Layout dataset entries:
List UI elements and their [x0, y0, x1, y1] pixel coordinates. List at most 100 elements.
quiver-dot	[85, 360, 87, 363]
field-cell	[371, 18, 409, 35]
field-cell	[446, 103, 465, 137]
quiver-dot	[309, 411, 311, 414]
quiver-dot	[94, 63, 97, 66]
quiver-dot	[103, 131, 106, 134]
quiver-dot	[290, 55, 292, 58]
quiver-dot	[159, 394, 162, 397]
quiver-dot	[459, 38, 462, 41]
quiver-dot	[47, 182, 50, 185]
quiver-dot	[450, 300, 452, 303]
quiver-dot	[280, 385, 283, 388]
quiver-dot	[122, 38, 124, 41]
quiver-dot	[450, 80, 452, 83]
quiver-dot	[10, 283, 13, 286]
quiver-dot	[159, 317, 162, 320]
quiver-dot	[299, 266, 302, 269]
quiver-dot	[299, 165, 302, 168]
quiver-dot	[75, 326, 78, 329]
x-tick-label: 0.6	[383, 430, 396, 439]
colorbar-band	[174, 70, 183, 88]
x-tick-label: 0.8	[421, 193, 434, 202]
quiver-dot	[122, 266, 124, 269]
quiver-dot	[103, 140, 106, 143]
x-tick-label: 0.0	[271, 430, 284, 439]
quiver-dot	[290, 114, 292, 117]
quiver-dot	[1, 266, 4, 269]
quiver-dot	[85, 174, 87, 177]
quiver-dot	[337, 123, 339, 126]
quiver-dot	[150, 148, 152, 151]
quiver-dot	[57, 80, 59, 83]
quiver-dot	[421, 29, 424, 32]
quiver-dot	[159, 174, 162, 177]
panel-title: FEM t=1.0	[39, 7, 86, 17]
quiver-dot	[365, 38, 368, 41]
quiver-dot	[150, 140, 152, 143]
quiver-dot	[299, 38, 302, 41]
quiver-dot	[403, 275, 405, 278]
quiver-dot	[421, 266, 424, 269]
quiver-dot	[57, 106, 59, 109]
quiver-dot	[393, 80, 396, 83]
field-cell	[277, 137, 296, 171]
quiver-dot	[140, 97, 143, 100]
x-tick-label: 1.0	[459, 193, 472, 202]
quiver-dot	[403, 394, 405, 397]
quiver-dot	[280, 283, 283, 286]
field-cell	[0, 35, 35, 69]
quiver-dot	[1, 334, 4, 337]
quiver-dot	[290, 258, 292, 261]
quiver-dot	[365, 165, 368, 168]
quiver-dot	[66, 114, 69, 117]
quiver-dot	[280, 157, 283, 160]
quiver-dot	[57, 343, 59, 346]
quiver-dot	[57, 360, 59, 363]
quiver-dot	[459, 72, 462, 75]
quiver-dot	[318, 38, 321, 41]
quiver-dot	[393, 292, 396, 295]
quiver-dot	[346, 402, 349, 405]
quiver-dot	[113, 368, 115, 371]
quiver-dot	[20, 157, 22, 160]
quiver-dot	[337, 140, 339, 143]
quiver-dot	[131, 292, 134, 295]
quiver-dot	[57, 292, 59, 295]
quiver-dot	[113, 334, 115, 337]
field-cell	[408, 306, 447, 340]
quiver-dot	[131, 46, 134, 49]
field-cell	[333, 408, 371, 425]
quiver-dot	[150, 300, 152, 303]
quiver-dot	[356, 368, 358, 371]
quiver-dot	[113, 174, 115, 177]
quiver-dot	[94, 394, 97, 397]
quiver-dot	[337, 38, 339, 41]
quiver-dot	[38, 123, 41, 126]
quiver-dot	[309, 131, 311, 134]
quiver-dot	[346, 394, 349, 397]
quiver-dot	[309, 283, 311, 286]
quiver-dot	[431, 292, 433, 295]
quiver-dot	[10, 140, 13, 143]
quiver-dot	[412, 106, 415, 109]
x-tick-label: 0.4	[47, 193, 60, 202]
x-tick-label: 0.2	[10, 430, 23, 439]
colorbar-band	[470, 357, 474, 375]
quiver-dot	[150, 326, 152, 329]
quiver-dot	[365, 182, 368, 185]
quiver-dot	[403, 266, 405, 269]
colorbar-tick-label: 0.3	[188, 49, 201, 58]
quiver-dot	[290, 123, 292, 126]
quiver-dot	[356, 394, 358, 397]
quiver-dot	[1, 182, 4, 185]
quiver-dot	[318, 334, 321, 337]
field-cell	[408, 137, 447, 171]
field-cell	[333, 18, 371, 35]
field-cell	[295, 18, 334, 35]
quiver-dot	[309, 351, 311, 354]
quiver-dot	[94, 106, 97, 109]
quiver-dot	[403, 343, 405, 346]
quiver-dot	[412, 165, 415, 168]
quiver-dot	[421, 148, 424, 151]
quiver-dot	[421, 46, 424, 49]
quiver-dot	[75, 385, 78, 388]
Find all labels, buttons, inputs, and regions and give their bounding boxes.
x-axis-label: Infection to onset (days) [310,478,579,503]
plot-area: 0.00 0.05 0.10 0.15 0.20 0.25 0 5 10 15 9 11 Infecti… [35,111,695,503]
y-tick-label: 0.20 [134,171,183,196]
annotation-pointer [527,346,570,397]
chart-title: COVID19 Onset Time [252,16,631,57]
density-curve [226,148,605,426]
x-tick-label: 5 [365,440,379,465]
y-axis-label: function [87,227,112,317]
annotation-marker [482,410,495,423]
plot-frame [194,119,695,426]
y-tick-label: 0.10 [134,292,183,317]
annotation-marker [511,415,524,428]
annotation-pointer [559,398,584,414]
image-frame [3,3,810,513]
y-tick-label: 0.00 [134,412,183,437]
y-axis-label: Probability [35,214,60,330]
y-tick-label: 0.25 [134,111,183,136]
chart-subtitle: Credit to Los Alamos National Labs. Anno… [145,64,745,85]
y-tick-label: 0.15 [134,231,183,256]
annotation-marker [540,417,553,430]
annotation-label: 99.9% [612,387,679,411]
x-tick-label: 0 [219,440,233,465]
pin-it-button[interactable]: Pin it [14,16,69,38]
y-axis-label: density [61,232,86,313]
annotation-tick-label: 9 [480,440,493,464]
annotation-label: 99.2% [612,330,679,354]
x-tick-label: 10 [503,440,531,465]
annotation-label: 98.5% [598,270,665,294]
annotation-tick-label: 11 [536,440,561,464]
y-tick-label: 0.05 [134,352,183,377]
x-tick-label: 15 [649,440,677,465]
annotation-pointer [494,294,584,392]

* **Written exercise**
Can you give all of these lines again, switching every "quiver-dot" to "vector-dot" and leaving the rest unchanged?

* **Solution to the exercise**
List UI elements and their [x0, y0, x1, y1] pixel coordinates. List at most 100 elements.
vector-dot	[85, 360, 87, 363]
field-cell	[371, 18, 409, 35]
field-cell	[446, 103, 465, 137]
vector-dot	[309, 411, 311, 414]
vector-dot	[94, 63, 97, 66]
vector-dot	[103, 131, 106, 134]
vector-dot	[290, 55, 292, 58]
vector-dot	[159, 394, 162, 397]
vector-dot	[459, 38, 462, 41]
vector-dot	[47, 182, 50, 185]
vector-dot	[450, 300, 452, 303]
vector-dot	[280, 385, 283, 388]
vector-dot	[122, 38, 124, 41]
vector-dot	[450, 80, 452, 83]
vector-dot	[10, 283, 13, 286]
vector-dot	[159, 317, 162, 320]
vector-dot	[299, 266, 302, 269]
vector-dot	[299, 165, 302, 168]
vector-dot	[75, 326, 78, 329]
x-tick-label: 0.6	[383, 430, 396, 439]
colorbar-band	[174, 70, 183, 88]
x-tick-label: 0.8	[421, 193, 434, 202]
vector-dot	[122, 266, 124, 269]
vector-dot	[103, 140, 106, 143]
x-tick-label: 0.0	[271, 430, 284, 439]
vector-dot	[290, 114, 292, 117]
vector-dot	[1, 266, 4, 269]
vector-dot	[85, 174, 87, 177]
vector-dot	[337, 123, 339, 126]
vector-dot	[150, 148, 152, 151]
vector-dot	[57, 80, 59, 83]
vector-dot	[421, 29, 424, 32]
vector-dot	[159, 174, 162, 177]
panel-title: FEM t=1.0	[39, 7, 86, 17]
vector-dot	[365, 38, 368, 41]
vector-dot	[150, 140, 152, 143]
vector-dot	[299, 38, 302, 41]
vector-dot	[403, 275, 405, 278]
vector-dot	[421, 266, 424, 269]
vector-dot	[57, 106, 59, 109]
vector-dot	[393, 80, 396, 83]
field-cell	[277, 137, 296, 171]
vector-dot	[140, 97, 143, 100]
x-tick-label: 1.0	[459, 193, 472, 202]
vector-dot	[403, 394, 405, 397]
vector-dot	[280, 283, 283, 286]
field-cell	[0, 35, 35, 69]
vector-dot	[1, 334, 4, 337]
vector-dot	[290, 258, 292, 261]
vector-dot	[365, 165, 368, 168]
vector-dot	[66, 114, 69, 117]
vector-dot	[280, 157, 283, 160]
vector-dot	[57, 343, 59, 346]
vector-dot	[57, 360, 59, 363]
vector-dot	[459, 72, 462, 75]
vector-dot	[318, 38, 321, 41]
vector-dot	[393, 292, 396, 295]
vector-dot	[346, 402, 349, 405]
vector-dot	[113, 368, 115, 371]
vector-dot	[20, 157, 22, 160]
vector-dot	[337, 140, 339, 143]
vector-dot	[131, 292, 134, 295]
vector-dot	[57, 292, 59, 295]
vector-dot	[113, 334, 115, 337]
field-cell	[408, 306, 447, 340]
vector-dot	[131, 46, 134, 49]
field-cell	[333, 408, 371, 425]
vector-dot	[150, 300, 152, 303]
vector-dot	[356, 368, 358, 371]
vector-dot	[113, 174, 115, 177]
vector-dot	[94, 394, 97, 397]
vector-dot	[337, 38, 339, 41]
vector-dot	[38, 123, 41, 126]
vector-dot	[309, 131, 311, 134]
vector-dot	[346, 394, 349, 397]
vector-dot	[309, 283, 311, 286]
vector-dot	[431, 292, 433, 295]
vector-dot	[10, 140, 13, 143]
vector-dot	[412, 106, 415, 109]
x-tick-label: 0.4	[47, 193, 60, 202]
x-tick-label: 0.2	[10, 430, 23, 439]
colorbar-band	[470, 357, 474, 375]
vector-dot	[150, 326, 152, 329]
vector-dot	[365, 182, 368, 185]
vector-dot	[403, 266, 405, 269]
colorbar-tick-label: 0.3	[188, 49, 201, 58]
vector-dot	[290, 123, 292, 126]
vector-dot	[356, 394, 358, 397]
vector-dot	[1, 182, 4, 185]
vector-dot	[318, 334, 321, 337]
field-cell	[408, 137, 447, 171]
field-cell	[333, 18, 371, 35]
field-cell	[295, 18, 334, 35]
vector-dot	[309, 351, 311, 354]
vector-dot	[94, 106, 97, 109]
vector-dot	[403, 343, 405, 346]
vector-dot	[412, 165, 415, 168]
vector-dot	[421, 148, 424, 151]
vector-dot	[421, 46, 424, 49]
vector-dot	[75, 385, 78, 388]
Find all labels, buttons, inputs, and regions and give their bounding boxes.
x-axis-label: Infection to onset (days) [310,478,579,503]
plot-area: 0.00 0.05 0.10 0.15 0.20 0.25 0 5 10 15 9 11 Infecti… [35,111,695,503]
y-tick-label: 0.20 [134,171,183,196]
annotation-pointer [527,346,570,397]
chart-title: COVID19 Onset Time [252,16,631,57]
density-curve [226,148,605,426]
x-tick-label: 5 [365,440,379,465]
y-axis-label: function [87,227,112,317]
annotation-marker [482,410,495,423]
plot-frame [194,119,695,426]
y-tick-label: 0.10 [134,292,183,317]
annotation-marker [511,415,524,428]
annotation-pointer [559,398,584,414]
image-frame [3,3,810,513]
y-tick-label: 0.00 [134,412,183,437]
y-axis-label: Probability [35,214,60,330]
y-tick-label: 0.25 [134,111,183,136]
chart-subtitle: Credit to Los Alamos National Labs. Anno… [145,64,745,85]
y-tick-label: 0.15 [134,231,183,256]
annotation-marker [540,417,553,430]
annotation-label: 99.9% [612,387,679,411]
x-tick-label: 0 [219,440,233,465]
pin-it-button[interactable]: Pin it [14,16,69,38]
y-axis-label: density [61,232,86,313]
annotation-tick-label: 9 [480,440,493,464]
annotation-label: 99.2% [612,330,679,354]
x-tick-label: 10 [503,440,531,465]
annotation-label: 98.5% [598,270,665,294]
annotation-tick-label: 11 [536,440,561,464]
y-tick-label: 0.05 [134,352,183,377]
x-tick-label: 15 [649,440,677,465]
annotation-pointer [494,294,584,392]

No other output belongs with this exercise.